• EXERCISE REQUIREMENTS
Check each line of the entries below for the string "action" and state how many lines have it, with no other text.

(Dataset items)

• • • • • • •

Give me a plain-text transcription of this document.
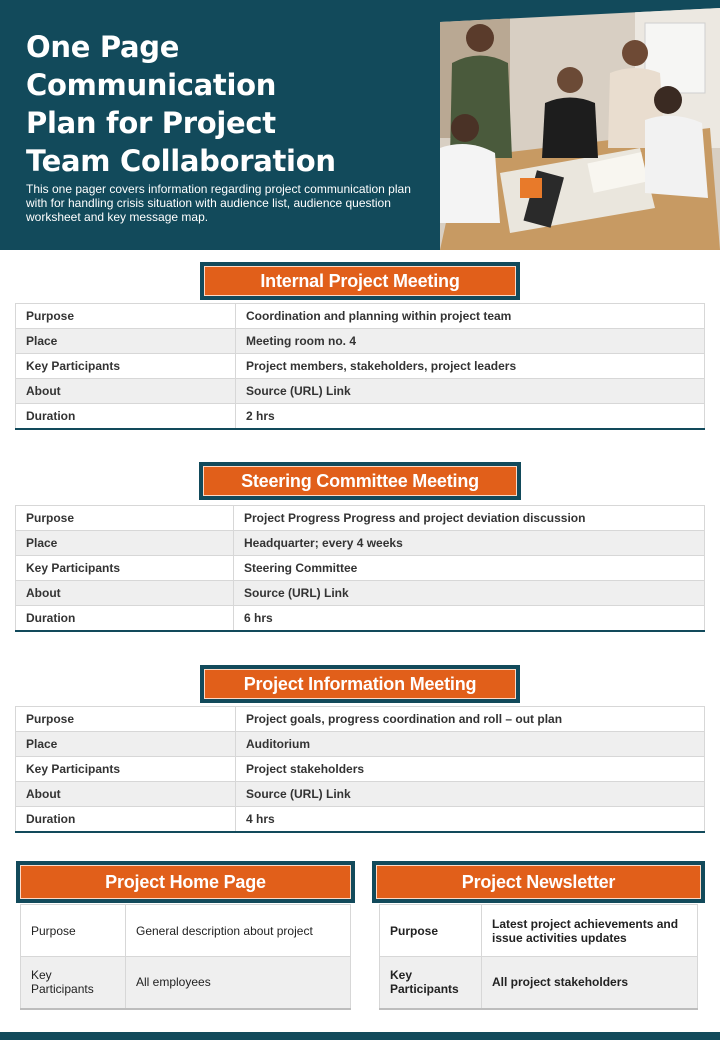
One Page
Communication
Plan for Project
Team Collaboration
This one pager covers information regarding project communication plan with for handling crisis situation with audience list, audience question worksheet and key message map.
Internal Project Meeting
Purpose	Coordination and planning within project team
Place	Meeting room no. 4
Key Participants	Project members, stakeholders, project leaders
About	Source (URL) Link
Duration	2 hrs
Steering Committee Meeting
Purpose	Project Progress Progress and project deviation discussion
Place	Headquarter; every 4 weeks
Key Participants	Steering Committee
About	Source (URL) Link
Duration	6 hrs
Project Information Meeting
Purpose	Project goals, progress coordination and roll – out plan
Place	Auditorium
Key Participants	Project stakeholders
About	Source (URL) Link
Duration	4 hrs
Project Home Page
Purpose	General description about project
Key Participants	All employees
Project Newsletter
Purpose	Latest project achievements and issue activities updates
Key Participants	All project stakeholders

• • • • • • •

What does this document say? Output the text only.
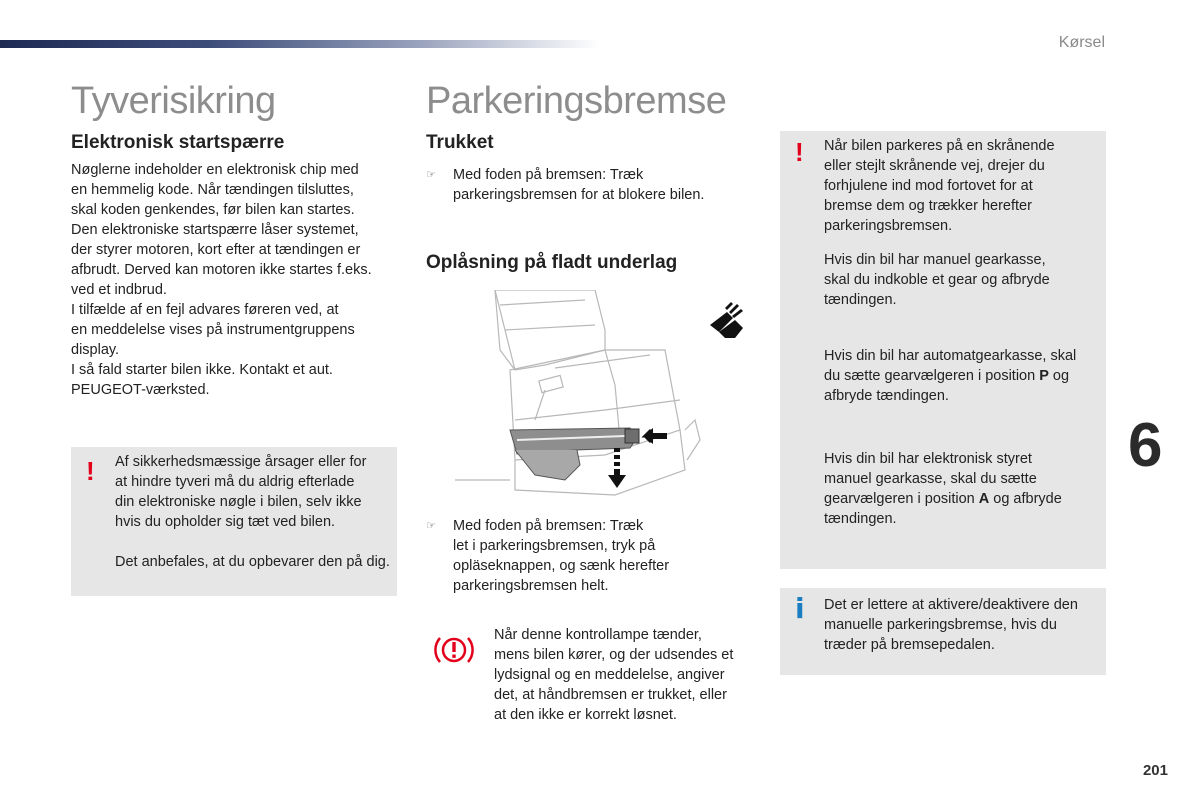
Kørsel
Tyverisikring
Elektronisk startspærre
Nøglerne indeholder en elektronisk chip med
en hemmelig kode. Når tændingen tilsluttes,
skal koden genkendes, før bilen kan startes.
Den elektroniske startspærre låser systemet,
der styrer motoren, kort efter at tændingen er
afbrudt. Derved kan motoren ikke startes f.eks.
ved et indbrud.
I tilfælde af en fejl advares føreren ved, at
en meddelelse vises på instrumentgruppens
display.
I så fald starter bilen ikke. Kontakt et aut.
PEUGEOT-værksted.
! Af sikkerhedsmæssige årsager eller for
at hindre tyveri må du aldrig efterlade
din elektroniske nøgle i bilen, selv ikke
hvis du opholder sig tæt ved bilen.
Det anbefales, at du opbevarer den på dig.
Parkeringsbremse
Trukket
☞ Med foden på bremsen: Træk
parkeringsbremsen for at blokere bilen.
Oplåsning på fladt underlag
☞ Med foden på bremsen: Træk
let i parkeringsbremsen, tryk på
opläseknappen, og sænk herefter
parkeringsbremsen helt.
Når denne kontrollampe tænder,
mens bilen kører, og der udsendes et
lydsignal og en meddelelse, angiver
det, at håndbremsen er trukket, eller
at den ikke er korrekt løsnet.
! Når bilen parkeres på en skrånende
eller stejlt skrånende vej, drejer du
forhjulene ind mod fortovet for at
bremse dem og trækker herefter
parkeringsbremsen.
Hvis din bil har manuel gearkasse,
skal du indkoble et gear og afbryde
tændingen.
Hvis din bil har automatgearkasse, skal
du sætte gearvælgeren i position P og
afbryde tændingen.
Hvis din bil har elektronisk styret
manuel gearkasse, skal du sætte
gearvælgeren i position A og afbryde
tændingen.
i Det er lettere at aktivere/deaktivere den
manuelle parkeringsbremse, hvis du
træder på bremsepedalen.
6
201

• • • • • • •

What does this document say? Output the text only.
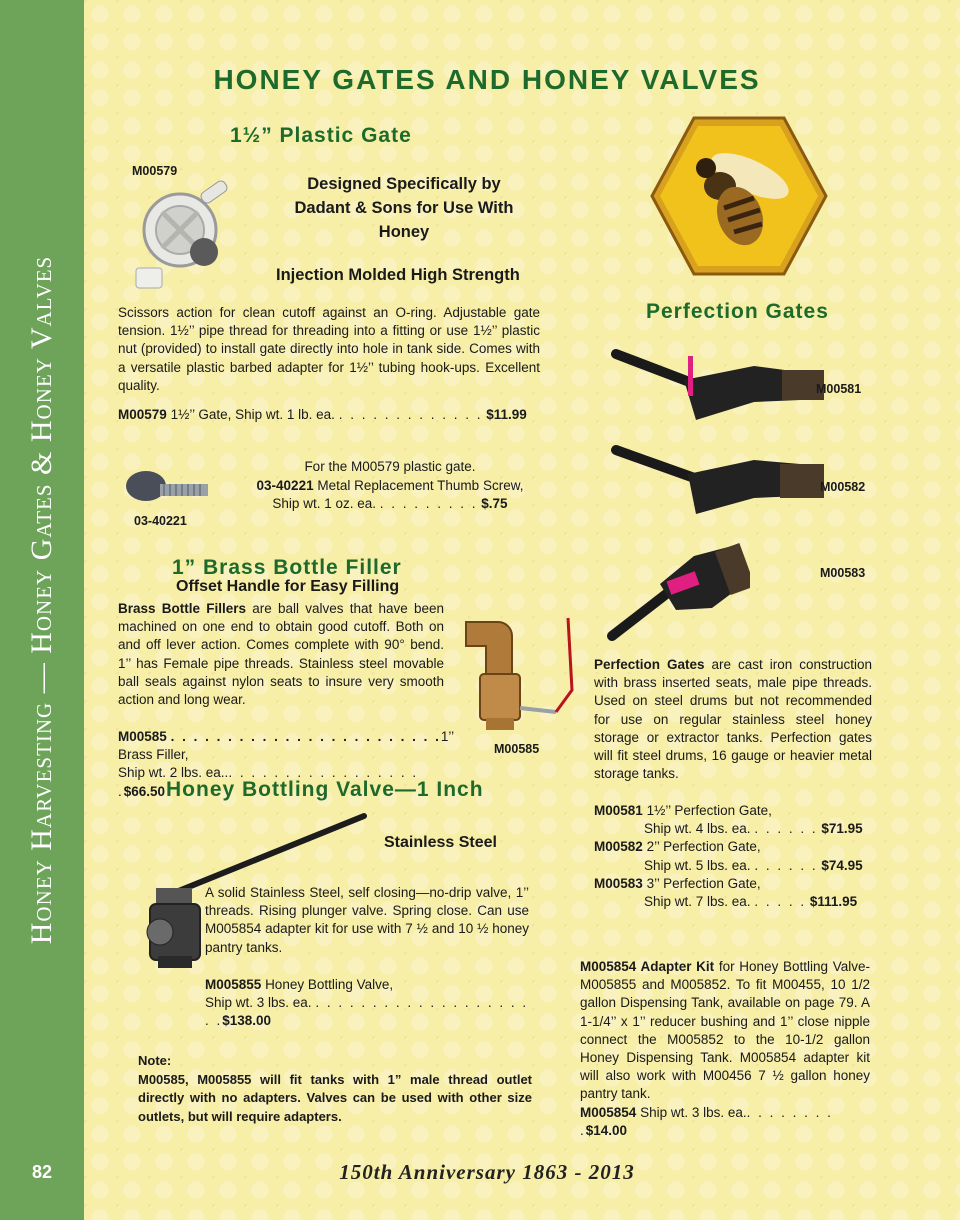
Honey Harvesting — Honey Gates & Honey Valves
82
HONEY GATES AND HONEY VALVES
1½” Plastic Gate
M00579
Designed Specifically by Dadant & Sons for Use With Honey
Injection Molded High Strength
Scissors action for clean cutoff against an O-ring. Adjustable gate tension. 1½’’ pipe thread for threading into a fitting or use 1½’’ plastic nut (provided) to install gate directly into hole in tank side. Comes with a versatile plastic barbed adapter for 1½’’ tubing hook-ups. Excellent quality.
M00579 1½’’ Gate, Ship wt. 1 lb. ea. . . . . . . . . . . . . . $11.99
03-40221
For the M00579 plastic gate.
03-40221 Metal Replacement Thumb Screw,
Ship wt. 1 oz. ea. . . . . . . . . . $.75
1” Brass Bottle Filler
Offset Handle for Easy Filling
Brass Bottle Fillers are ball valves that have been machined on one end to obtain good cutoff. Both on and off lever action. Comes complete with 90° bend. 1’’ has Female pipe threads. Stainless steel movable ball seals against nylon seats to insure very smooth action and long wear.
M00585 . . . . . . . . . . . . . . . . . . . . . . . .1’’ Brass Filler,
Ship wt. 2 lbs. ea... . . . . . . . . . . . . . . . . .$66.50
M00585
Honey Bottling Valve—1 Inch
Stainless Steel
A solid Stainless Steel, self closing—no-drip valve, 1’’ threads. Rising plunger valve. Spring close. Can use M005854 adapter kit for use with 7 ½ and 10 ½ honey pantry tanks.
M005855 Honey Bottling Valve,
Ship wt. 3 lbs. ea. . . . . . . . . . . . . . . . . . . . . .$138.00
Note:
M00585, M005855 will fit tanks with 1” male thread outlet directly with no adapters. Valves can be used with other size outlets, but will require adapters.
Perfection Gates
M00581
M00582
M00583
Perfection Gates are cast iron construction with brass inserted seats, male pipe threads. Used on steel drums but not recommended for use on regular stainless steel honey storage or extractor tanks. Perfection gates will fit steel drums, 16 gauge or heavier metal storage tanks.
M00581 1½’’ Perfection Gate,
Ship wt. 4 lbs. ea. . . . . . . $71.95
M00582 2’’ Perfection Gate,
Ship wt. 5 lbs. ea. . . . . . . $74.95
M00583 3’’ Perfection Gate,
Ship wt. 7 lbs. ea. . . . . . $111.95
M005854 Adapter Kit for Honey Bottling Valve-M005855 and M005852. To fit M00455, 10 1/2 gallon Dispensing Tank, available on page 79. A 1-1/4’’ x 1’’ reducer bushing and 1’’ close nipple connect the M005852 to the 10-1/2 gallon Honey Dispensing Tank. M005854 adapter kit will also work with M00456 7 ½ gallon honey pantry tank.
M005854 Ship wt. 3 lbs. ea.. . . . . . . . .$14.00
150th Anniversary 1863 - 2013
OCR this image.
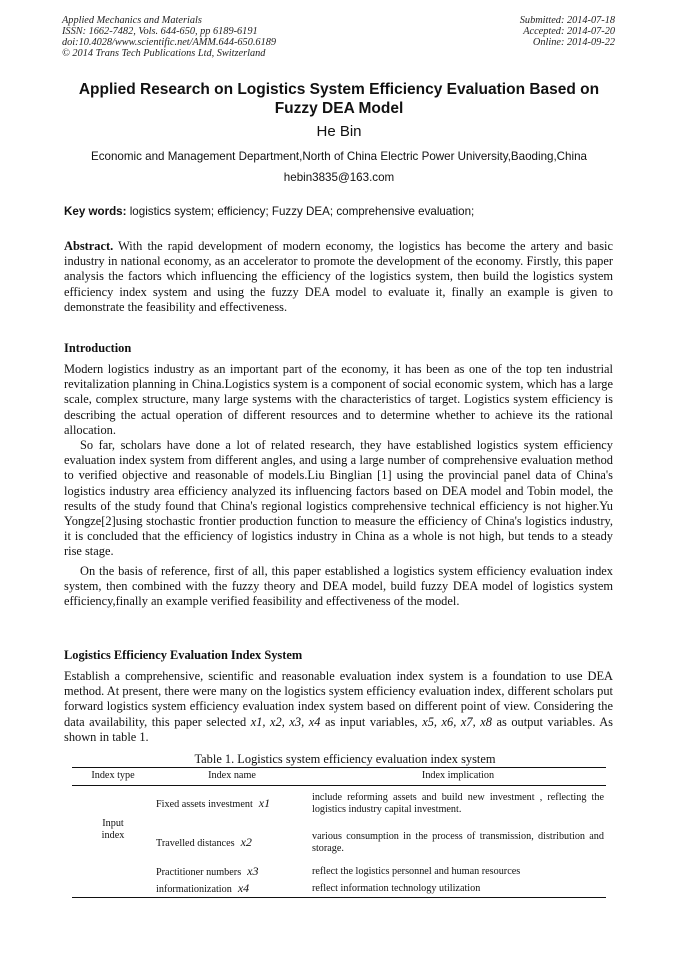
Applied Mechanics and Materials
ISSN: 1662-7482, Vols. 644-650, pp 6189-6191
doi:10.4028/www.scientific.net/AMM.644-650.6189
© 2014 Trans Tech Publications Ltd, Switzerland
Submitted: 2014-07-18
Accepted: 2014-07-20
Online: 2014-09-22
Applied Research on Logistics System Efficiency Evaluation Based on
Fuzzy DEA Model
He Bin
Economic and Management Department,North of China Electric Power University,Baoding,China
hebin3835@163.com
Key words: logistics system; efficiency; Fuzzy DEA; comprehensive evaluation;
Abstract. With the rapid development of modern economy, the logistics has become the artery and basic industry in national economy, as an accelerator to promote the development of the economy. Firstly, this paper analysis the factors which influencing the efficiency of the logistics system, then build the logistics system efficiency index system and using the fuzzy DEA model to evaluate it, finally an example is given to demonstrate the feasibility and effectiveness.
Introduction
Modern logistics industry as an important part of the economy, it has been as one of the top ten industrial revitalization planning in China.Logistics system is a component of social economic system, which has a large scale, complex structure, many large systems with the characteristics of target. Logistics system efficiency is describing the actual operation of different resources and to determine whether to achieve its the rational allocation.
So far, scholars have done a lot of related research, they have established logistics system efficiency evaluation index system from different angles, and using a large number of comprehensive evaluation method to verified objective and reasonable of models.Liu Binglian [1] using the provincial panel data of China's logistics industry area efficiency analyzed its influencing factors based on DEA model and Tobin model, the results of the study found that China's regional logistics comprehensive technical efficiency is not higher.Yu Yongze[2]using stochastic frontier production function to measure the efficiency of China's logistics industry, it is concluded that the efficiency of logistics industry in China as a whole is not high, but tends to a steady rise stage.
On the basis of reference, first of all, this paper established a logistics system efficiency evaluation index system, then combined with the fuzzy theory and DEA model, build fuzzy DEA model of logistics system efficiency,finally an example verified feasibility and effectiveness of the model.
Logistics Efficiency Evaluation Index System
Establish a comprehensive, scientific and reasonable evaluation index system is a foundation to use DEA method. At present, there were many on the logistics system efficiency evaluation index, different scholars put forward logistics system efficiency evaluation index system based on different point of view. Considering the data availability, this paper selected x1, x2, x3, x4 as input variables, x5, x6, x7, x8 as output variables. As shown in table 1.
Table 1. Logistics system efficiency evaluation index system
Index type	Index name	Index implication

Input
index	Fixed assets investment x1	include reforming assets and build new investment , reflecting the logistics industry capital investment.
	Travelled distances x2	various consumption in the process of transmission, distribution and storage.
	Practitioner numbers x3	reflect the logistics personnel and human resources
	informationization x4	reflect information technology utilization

• • • • • • •

• FINAL RESULT
2